**TASK REQUIREMENTS**.
Omit all images. Transcribe the rest of the material below exactly.
───── PROVIDED INFORMATION ─────
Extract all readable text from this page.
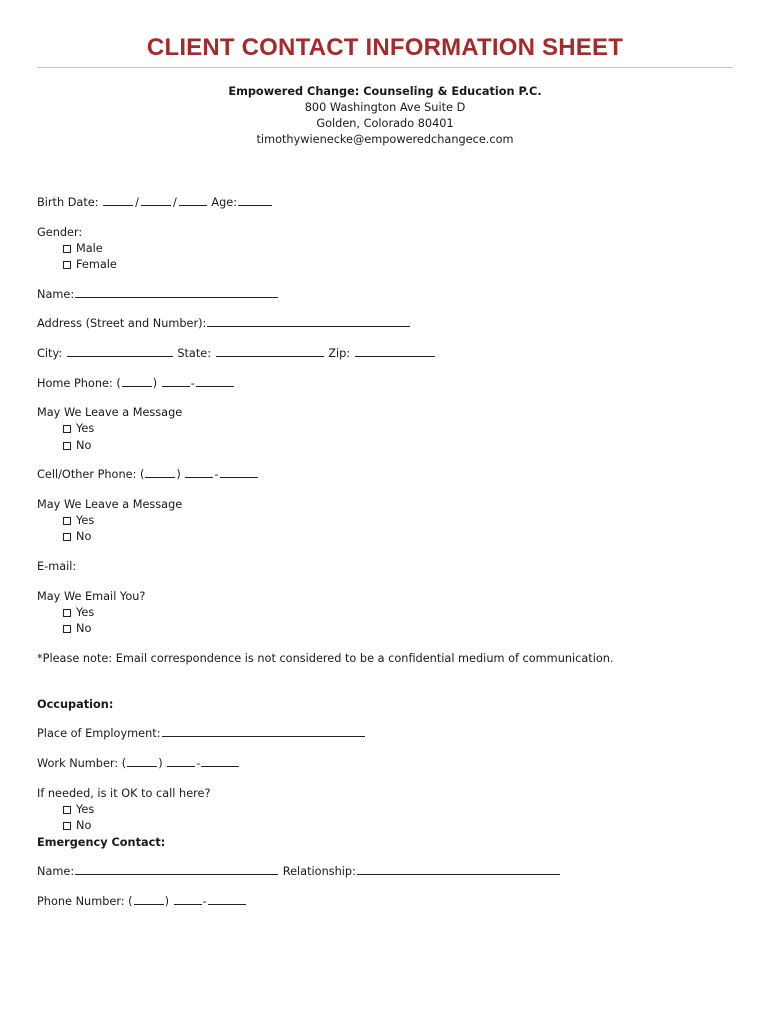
CLIENT CONTACT INFORMATION SHEET
Empowered Change: Counseling & Education P.C.
800 Washington Ave Suite D
Golden, Colorado 80401
timothywienecke@empoweredchangece.com
Birth Date:	/	/	Age:
Gender:
Male
Female
Name:
Address (Street and Number):
City:	State:	Zip:
Home Phone: (	)	-
May We Leave a Message
Yes
No
Cell/Other Phone: (	)	-
May We Leave a Message
Yes
No
E-mail:
May We Email You?
Yes
No
*Please note: Email correspondence is not considered to be a confidential medium of communication.
Occupation:
Place of Employment:
Work Number: (	)	-
If needed, is it OK to call here?
Yes
No
Emergency Contact:
Name:	Relationship:
Phone Number: (	)	-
─────
**WORKED ANSWER**.
Extract all readable text from this page.
CLIENT CONTACT INFORMATION SHEET
Empowered Change: Counseling & Education P.C.
800 Washington Ave Suite D
Golden, Colorado 80401
timothywienecke@empoweredchangece.com
Birth Date:	/	/	Age:
Gender:
Male
Female
Name:
Address (Street and Number):
City:	State:	Zip:
Home Phone: (	)	-
May We Leave a Message
Yes
No
Cell/Other Phone: (	)	-
May We Leave a Message
Yes
No
E-mail:
May We Email You?
Yes
No
*Please note: Email correspondence is not considered to be a confidential medium of communication.
Occupation:
Place of Employment:
Work Number: (	)	-
If needed, is it OK to call here?
Yes
No
Emergency Contact:
Name:	Relationship:
Phone Number: (	)	-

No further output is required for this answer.